**WHAT NEEDS TO BE DONE:**
Retype the records that come next, word for word.

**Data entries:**

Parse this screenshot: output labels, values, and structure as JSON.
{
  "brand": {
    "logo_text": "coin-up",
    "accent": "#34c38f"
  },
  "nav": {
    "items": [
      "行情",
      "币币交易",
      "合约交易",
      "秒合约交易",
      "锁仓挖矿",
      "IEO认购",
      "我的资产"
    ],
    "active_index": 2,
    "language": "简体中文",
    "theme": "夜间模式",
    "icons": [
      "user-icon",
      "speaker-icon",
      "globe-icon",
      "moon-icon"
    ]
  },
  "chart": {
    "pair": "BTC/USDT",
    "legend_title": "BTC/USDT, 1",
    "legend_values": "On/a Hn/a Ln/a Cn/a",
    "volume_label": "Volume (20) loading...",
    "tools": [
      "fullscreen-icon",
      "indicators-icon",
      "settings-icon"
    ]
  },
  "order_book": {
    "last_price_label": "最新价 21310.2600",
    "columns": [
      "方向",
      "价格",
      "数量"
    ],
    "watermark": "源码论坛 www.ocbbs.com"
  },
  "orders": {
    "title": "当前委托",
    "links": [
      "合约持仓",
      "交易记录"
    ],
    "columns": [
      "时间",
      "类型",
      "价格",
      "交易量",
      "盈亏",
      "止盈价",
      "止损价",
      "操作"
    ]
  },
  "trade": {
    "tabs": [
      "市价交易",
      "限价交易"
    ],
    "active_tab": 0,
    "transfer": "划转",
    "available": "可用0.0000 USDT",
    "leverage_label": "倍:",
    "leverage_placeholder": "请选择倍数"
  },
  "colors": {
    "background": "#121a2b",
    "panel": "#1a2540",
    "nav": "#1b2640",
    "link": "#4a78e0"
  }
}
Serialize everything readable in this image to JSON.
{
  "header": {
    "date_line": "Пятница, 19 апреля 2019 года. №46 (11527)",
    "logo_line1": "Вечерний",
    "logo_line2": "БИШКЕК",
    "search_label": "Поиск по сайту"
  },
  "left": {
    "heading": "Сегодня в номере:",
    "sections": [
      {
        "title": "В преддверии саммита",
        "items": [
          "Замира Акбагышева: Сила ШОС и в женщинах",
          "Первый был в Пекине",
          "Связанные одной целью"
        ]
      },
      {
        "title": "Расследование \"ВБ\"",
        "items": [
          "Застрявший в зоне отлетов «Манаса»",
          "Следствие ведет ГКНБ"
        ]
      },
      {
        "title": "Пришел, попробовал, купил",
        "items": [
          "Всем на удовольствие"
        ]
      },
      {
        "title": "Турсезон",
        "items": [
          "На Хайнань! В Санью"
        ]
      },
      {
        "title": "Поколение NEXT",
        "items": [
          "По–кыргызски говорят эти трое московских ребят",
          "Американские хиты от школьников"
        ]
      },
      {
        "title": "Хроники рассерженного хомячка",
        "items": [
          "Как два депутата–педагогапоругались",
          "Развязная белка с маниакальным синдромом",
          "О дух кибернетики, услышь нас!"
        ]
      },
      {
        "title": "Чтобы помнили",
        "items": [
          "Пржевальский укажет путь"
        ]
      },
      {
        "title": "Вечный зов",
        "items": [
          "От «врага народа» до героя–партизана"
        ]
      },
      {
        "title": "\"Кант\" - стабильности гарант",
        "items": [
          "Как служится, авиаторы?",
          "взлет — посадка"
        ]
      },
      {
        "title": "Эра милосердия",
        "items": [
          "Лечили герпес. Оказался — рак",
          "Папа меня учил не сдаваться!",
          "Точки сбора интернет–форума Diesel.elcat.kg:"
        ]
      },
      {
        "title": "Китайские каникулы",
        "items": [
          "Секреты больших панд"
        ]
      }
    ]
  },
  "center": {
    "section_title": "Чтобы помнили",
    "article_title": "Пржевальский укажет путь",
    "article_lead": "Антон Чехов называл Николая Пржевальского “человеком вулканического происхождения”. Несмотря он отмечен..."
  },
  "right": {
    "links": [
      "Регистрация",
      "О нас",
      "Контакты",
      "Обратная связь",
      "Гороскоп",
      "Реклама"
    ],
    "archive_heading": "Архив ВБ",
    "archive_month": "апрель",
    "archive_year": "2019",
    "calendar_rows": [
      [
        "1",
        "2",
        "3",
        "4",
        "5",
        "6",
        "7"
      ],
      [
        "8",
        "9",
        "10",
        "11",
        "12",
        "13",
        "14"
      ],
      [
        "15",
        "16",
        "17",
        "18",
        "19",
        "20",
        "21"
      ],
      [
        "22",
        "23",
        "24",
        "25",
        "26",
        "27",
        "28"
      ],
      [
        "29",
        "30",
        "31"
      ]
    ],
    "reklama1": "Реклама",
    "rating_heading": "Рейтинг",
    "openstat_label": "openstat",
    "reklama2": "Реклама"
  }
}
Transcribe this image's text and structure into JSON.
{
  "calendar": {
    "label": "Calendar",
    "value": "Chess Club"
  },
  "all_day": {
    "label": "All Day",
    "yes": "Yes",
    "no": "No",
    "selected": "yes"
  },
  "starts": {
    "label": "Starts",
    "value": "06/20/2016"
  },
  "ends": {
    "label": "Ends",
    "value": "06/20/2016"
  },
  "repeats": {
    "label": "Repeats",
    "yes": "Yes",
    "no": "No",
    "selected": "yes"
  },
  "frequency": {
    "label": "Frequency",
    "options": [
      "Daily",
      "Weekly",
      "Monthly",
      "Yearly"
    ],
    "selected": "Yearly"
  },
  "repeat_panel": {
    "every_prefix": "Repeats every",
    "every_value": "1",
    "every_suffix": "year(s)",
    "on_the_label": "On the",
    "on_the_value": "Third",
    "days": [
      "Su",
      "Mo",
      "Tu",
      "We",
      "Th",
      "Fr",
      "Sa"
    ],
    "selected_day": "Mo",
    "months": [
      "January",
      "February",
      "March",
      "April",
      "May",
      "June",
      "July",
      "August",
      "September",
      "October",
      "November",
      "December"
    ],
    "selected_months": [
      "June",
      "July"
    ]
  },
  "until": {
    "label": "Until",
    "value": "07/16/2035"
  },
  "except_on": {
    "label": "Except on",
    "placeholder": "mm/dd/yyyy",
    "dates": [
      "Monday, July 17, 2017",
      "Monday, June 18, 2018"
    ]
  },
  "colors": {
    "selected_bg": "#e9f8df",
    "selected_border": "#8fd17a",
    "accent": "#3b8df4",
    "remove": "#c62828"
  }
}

**EXERCISE RESPONSE:**
Parse this screenshot: output labels, values, and structure as JSON.
{
  "brand": {
    "logo_text": "coin-up",
    "accent": "#34c38f"
  },
  "nav": {
    "items": [
      "行情",
      "币币交易",
      "合约交易",
      "秒合约交易",
      "锁仓挖矿",
      "IEO认购",
      "我的资产"
    ],
    "active_index": 2,
    "language": "简体中文",
    "theme": "夜间模式",
    "icons": [
      "user-icon",
      "speaker-icon",
      "globe-icon",
      "moon-icon"
    ]
  },
  "chart": {
    "pair": "BTC/USDT",
    "legend_title": "BTC/USDT, 1",
    "legend_values": "On/a Hn/a Ln/a Cn/a",
    "volume_label": "Volume (20) loading...",
    "tools": [
      "fullscreen-icon",
      "indicators-icon",
      "settings-icon"
    ]
  },
  "order_book": {
    "last_price_label": "最新价 21310.2600",
    "columns": [
      "方向",
      "价格",
      "数量"
    ],
    "watermark": "源码论坛 www.ocbbs.com"
  },
  "orders": {
    "title": "当前委托",
    "links": [
      "合约持仓",
      "交易记录"
    ],
    "columns": [
      "时间",
      "类型",
      "价格",
      "交易量",
      "盈亏",
      "止盈价",
      "止损价",
      "操作"
    ]
  },
  "trade": {
    "tabs": [
      "市价交易",
      "限价交易"
    ],
    "active_tab": 0,
    "transfer": "划转",
    "available": "可用0.0000 USDT",
    "leverage_label": "倍:",
    "leverage_placeholder": "请选择倍数"
  },
  "colors": {
    "background": "#121a2b",
    "panel": "#1a2540",
    "nav": "#1b2640",
    "link": "#4a78e0"
  }
}
Serialize everything readable in this image to JSON.
{
  "header": {
    "date_line": "Пятница, 19 апреля 2019 года. №46 (11527)",
    "logo_line1": "Вечерний",
    "logo_line2": "БИШКЕК",
    "search_label": "Поиск по сайту"
  },
  "left": {
    "heading": "Сегодня в номере:",
    "sections": [
      {
        "title": "В преддверии саммита",
        "items": [
          "Замира Акбагышева: Сила ШОС и в женщинах",
          "Первый был в Пекине",
          "Связанные одной целью"
        ]
      },
      {
        "title": "Расследование \"ВБ\"",
        "items": [
          "Застрявший в зоне отлетов «Манаса»",
          "Следствие ведет ГКНБ"
        ]
      },
      {
        "title": "Пришел, попробовал, купил",
        "items": [
          "Всем на удовольствие"
        ]
      },
      {
        "title": "Турсезон",
        "items": [
          "На Хайнань! В Санью"
        ]
      },
      {
        "title": "Поколение NEXT",
        "items": [
          "По–кыргызски говорят эти трое московских ребят",
          "Американские хиты от школьников"
        ]
      },
      {
        "title": "Хроники рассерженного хомячка",
        "items": [
          "Как два депутата–педагогапоругались",
          "Развязная белка с маниакальным синдромом",
          "О дух кибернетики, услышь нас!"
        ]
      },
      {
        "title": "Чтобы помнили",
        "items": [
          "Пржевальский укажет путь"
        ]
      },
      {
        "title": "Вечный зов",
        "items": [
          "От «врага народа» до героя–партизана"
        ]
      },
      {
        "title": "\"Кант\" - стабильности гарант",
        "items": [
          "Как служится, авиаторы?",
          "взлет — посадка"
        ]
      },
      {
        "title": "Эра милосердия",
        "items": [
          "Лечили герпес. Оказался — рак",
          "Папа меня учил не сдаваться!",
          "Точки сбора интернет–форума Diesel.elcat.kg:"
        ]
      },
      {
        "title": "Китайские каникулы",
        "items": [
          "Секреты больших панд"
        ]
      }
    ]
  },
  "center": {
    "section_title": "Чтобы помнили",
    "article_title": "Пржевальский укажет путь",
    "article_lead": "Антон Чехов называл Николая Пржевальского “человеком вулканического происхождения”. Несмотря он отмечен..."
  },
  "right": {
    "links": [
      "Регистрация",
      "О нас",
      "Контакты",
      "Обратная связь",
      "Гороскоп",
      "Реклама"
    ],
    "archive_heading": "Архив ВБ",
    "archive_month": "апрель",
    "archive_year": "2019",
    "calendar_rows": [
      [
        "1",
        "2",
        "3",
        "4",
        "5",
        "6",
        "7"
      ],
      [
        "8",
        "9",
        "10",
        "11",
        "12",
        "13",
        "14"
      ],
      [
        "15",
        "16",
        "17",
        "18",
        "19",
        "20",
        "21"
      ],
      [
        "22",
        "23",
        "24",
        "25",
        "26",
        "27",
        "28"
      ],
      [
        "29",
        "30",
        "31"
      ]
    ],
    "reklama1": "Реклама",
    "rating_heading": "Рейтинг",
    "openstat_label": "openstat",
    "reklama2": "Реклама"
  }
}
Transcribe this image's text and structure into JSON.
{
  "calendar": {
    "label": "Calendar",
    "value": "Chess Club"
  },
  "all_day": {
    "label": "All Day",
    "yes": "Yes",
    "no": "No",
    "selected": "yes"
  },
  "starts": {
    "label": "Starts",
    "value": "06/20/2016"
  },
  "ends": {
    "label": "Ends",
    "value": "06/20/2016"
  },
  "repeats": {
    "label": "Repeats",
    "yes": "Yes",
    "no": "No",
    "selected": "yes"
  },
  "frequency": {
    "label": "Frequency",
    "options": [
      "Daily",
      "Weekly",
      "Monthly",
      "Yearly"
    ],
    "selected": "Yearly"
  },
  "repeat_panel": {
    "every_prefix": "Repeats every",
    "every_value": "1",
    "every_suffix": "year(s)",
    "on_the_label": "On the",
    "on_the_value": "Third",
    "days": [
      "Su",
      "Mo",
      "Tu",
      "We",
      "Th",
      "Fr",
      "Sa"
    ],
    "selected_day": "Mo",
    "months": [
      "January",
      "February",
      "March",
      "April",
      "May",
      "June",
      "July",
      "August",
      "September",
      "October",
      "November",
      "December"
    ],
    "selected_months": [
      "June",
      "July"
    ]
  },
  "until": {
    "label": "Until",
    "value": "07/16/2035"
  },
  "except_on": {
    "label": "Except on",
    "placeholder": "mm/dd/yyyy",
    "dates": [
      "Monday, July 17, 2017",
      "Monday, June 18, 2018"
    ]
  },
  "colors": {
    "selected_bg": "#e9f8df",
    "selected_border": "#8fd17a",
    "accent": "#3b8df4",
    "remove": "#c62828"
  }
}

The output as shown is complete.